## Saved data entries:
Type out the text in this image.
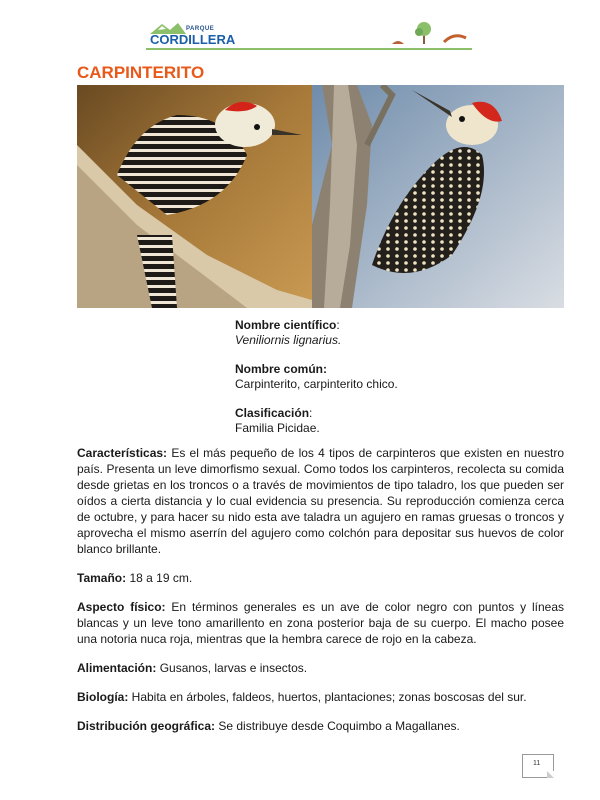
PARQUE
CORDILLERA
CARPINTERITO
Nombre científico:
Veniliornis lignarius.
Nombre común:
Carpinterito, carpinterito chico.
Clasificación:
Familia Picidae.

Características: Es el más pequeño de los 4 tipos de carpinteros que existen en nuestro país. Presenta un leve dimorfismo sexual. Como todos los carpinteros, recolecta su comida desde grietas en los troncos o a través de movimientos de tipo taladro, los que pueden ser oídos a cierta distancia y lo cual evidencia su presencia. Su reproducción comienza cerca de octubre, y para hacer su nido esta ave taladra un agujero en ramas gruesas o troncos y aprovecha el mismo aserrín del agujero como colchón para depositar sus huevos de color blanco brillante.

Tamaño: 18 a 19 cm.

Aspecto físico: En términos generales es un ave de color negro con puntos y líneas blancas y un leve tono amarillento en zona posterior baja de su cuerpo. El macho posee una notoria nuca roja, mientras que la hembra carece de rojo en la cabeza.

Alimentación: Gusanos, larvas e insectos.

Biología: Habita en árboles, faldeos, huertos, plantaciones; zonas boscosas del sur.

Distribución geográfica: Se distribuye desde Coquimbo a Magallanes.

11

==

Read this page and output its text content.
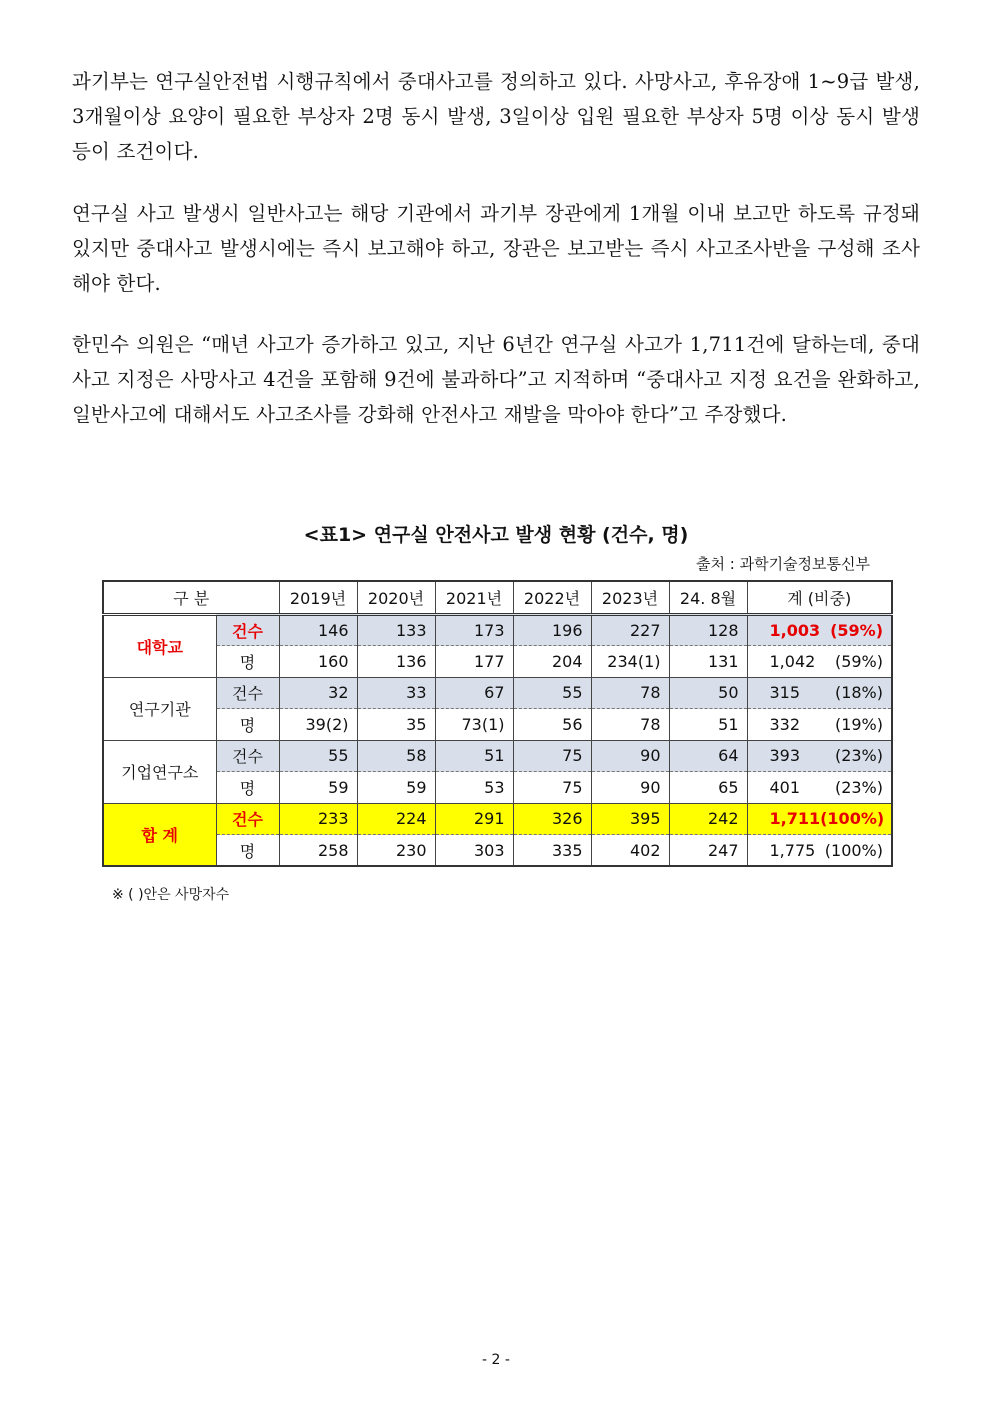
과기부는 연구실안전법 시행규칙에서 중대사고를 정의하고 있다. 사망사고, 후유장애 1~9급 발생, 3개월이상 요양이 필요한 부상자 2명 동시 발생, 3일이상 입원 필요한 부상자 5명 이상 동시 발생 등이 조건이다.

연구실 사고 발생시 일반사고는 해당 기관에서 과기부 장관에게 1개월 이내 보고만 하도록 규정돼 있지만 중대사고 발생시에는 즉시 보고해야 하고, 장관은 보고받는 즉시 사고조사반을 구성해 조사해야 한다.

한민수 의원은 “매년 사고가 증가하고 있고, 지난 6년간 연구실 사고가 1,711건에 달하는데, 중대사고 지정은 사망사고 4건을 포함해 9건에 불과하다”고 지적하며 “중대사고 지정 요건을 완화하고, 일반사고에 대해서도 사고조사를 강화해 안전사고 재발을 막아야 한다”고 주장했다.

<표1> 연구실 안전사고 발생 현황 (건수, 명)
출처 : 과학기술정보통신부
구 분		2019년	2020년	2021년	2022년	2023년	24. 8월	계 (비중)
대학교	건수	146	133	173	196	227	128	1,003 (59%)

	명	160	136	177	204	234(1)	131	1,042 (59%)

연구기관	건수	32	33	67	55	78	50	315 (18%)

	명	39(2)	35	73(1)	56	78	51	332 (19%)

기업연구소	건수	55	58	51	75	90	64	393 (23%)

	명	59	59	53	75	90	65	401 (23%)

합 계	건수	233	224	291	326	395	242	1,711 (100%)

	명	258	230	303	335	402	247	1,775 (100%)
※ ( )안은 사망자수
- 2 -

## EXERCISE TASK:
Collect, from the material above, every line containing the word "사망사고".

## SOLUTION TO THE PROBLEM:
과기부는 연구실안전법 시행규칙에서 중대사고를 정의하고 있다. 사망사고, 후유장애 1~9급 발생, 3개월이상 요양이 필요한 부상자 2명 동시 발생, 3일이상 입원 필요한 부상자 5명 이상 동시 발생 등이 조건이다.
한민수 의원은 “매년 사고가 증가하고 있고, 지난 6년간 연구실 사고가 1,711건에 달하는데, 중대사고 지정은 사망사고 4건을 포함해 9건에 불과하다”고 지적하며 “중대사고 지정 요건을 완화하고, 일반사고에 대해서도 사고조사를 강화해 안전사고 재발을 막아야 한다”고 주장했다.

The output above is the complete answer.